**RECORDS TO USE:**
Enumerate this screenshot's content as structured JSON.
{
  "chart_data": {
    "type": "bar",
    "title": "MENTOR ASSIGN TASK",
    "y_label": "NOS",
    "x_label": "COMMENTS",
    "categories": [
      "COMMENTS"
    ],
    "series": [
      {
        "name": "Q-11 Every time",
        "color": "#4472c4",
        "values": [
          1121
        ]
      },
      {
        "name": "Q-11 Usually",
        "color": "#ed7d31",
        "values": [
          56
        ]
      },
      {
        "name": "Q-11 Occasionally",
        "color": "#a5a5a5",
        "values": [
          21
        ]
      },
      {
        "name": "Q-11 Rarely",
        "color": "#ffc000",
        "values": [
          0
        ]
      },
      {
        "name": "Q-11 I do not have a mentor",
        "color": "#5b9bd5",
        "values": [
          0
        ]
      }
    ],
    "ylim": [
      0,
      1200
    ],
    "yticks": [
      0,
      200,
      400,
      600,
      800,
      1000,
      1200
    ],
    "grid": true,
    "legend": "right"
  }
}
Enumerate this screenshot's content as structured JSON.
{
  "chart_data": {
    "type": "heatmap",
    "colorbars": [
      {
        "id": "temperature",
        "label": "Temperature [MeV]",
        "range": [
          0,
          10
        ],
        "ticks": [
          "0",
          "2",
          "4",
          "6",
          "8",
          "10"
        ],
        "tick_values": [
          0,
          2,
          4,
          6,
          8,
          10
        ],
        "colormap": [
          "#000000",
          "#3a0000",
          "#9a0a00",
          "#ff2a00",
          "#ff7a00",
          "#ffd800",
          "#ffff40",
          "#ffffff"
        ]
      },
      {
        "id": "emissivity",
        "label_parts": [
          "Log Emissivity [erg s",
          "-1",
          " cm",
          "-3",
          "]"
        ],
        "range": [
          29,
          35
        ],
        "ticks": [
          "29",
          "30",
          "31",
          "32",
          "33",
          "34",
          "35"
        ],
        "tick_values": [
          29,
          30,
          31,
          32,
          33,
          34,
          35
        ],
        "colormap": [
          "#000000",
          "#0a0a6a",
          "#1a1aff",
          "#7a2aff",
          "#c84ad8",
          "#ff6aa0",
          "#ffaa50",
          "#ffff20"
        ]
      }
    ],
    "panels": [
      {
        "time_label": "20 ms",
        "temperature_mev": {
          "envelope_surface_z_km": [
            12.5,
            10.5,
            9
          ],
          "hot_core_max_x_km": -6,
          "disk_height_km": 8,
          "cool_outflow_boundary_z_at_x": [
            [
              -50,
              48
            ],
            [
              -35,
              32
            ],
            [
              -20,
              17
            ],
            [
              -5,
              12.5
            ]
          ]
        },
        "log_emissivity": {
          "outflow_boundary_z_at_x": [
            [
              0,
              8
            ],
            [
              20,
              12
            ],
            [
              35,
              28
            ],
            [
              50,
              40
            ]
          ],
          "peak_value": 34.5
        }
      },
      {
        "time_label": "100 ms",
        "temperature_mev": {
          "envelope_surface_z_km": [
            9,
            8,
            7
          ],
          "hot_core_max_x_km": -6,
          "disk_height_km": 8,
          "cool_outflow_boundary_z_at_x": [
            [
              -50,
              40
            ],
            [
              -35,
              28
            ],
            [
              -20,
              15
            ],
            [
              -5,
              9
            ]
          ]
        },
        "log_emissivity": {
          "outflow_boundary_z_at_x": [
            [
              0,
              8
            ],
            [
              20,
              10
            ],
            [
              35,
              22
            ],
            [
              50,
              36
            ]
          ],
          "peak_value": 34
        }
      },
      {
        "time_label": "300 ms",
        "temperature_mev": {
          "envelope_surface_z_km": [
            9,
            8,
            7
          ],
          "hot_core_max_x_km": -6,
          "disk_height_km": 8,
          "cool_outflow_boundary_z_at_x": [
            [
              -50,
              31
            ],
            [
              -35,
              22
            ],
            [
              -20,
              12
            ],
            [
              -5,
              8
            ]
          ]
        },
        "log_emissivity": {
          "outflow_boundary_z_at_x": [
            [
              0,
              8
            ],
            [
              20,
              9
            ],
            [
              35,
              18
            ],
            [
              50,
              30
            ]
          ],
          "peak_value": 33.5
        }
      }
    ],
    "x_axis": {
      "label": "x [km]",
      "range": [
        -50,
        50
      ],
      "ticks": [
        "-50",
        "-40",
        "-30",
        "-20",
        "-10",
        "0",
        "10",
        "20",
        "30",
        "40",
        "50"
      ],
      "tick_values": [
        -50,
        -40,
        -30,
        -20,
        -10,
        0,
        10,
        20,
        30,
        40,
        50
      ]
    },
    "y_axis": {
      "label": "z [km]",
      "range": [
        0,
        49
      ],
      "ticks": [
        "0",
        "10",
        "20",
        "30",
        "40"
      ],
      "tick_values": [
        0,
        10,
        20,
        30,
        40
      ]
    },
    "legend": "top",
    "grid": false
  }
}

**JOB:**
Your task is to quote the listing above word for word.

**SOLUTION FOR THIS EXERCISE:**
Enumerate this screenshot's content as structured JSON.
{
  "chart_data": {
    "type": "bar",
    "title": "MENTOR ASSIGN TASK",
    "y_label": "NOS",
    "x_label": "COMMENTS",
    "categories": [
      "COMMENTS"
    ],
    "series": [
      {
        "name": "Q-11 Every time",
        "color": "#4472c4",
        "values": [
          1121
        ]
      },
      {
        "name": "Q-11 Usually",
        "color": "#ed7d31",
        "values": [
          56
        ]
      },
      {
        "name": "Q-11 Occasionally",
        "color": "#a5a5a5",
        "values": [
          21
        ]
      },
      {
        "name": "Q-11 Rarely",
        "color": "#ffc000",
        "values": [
          0
        ]
      },
      {
        "name": "Q-11 I do not have a mentor",
        "color": "#5b9bd5",
        "values": [
          0
        ]
      }
    ],
    "ylim": [
      0,
      1200
    ],
    "yticks": [
      0,
      200,
      400,
      600,
      800,
      1000,
      1200
    ],
    "grid": true,
    "legend": "right"
  }
}
Enumerate this screenshot's content as structured JSON.
{
  "chart_data": {
    "type": "heatmap",
    "colorbars": [
      {
        "id": "temperature",
        "label": "Temperature [MeV]",
        "range": [
          0,
          10
        ],
        "ticks": [
          "0",
          "2",
          "4",
          "6",
          "8",
          "10"
        ],
        "tick_values": [
          0,
          2,
          4,
          6,
          8,
          10
        ],
        "colormap": [
          "#000000",
          "#3a0000",
          "#9a0a00",
          "#ff2a00",
          "#ff7a00",
          "#ffd800",
          "#ffff40",
          "#ffffff"
        ]
      },
      {
        "id": "emissivity",
        "label_parts": [
          "Log Emissivity [erg s",
          "-1",
          " cm",
          "-3",
          "]"
        ],
        "range": [
          29,
          35
        ],
        "ticks": [
          "29",
          "30",
          "31",
          "32",
          "33",
          "34",
          "35"
        ],
        "tick_values": [
          29,
          30,
          31,
          32,
          33,
          34,
          35
        ],
        "colormap": [
          "#000000",
          "#0a0a6a",
          "#1a1aff",
          "#7a2aff",
          "#c84ad8",
          "#ff6aa0",
          "#ffaa50",
          "#ffff20"
        ]
      }
    ],
    "panels": [
      {
        "time_label": "20 ms",
        "temperature_mev": {
          "envelope_surface_z_km": [
            12.5,
            10.5,
            9
          ],
          "hot_core_max_x_km": -6,
          "disk_height_km": 8,
          "cool_outflow_boundary_z_at_x": [
            [
              -50,
              48
            ],
            [
              -35,
              32
            ],
            [
              -20,
              17
            ],
            [
              -5,
              12.5
            ]
          ]
        },
        "log_emissivity": {
          "outflow_boundary_z_at_x": [
            [
              0,
              8
            ],
            [
              20,
              12
            ],
            [
              35,
              28
            ],
            [
              50,
              40
            ]
          ],
          "peak_value": 34.5
        }
      },
      {
        "time_label": "100 ms",
        "temperature_mev": {
          "envelope_surface_z_km": [
            9,
            8,
            7
          ],
          "hot_core_max_x_km": -6,
          "disk_height_km": 8,
          "cool_outflow_boundary_z_at_x": [
            [
              -50,
              40
            ],
            [
              -35,
              28
            ],
            [
              -20,
              15
            ],
            [
              -5,
              9
            ]
          ]
        },
        "log_emissivity": {
          "outflow_boundary_z_at_x": [
            [
              0,
              8
            ],
            [
              20,
              10
            ],
            [
              35,
              22
            ],
            [
              50,
              36
            ]
          ],
          "peak_value": 34
        }
      },
      {
        "time_label": "300 ms",
        "temperature_mev": {
          "envelope_surface_z_km": [
            9,
            8,
            7
          ],
          "hot_core_max_x_km": -6,
          "disk_height_km": 8,
          "cool_outflow_boundary_z_at_x": [
            [
              -50,
              31
            ],
            [
              -35,
              22
            ],
            [
              -20,
              12
            ],
            [
              -5,
              8
            ]
          ]
        },
        "log_emissivity": {
          "outflow_boundary_z_at_x": [
            [
              0,
              8
            ],
            [
              20,
              9
            ],
            [
              35,
              18
            ],
            [
              50,
              30
            ]
          ],
          "peak_value": 33.5
        }
      }
    ],
    "x_axis": {
      "label": "x [km]",
      "range": [
        -50,
        50
      ],
      "ticks": [
        "-50",
        "-40",
        "-30",
        "-20",
        "-10",
        "0",
        "10",
        "20",
        "30",
        "40",
        "50"
      ],
      "tick_values": [
        -50,
        -40,
        -30,
        -20,
        -10,
        0,
        10,
        20,
        30,
        40,
        50
      ]
    },
    "y_axis": {
      "label": "z [km]",
      "range": [
        0,
        49
      ],
      "ticks": [
        "0",
        "10",
        "20",
        "30",
        "40"
      ],
      "tick_values": [
        0,
        10,
        20,
        30,
        40
      ]
    },
    "legend": "top",
    "grid": false
  }
}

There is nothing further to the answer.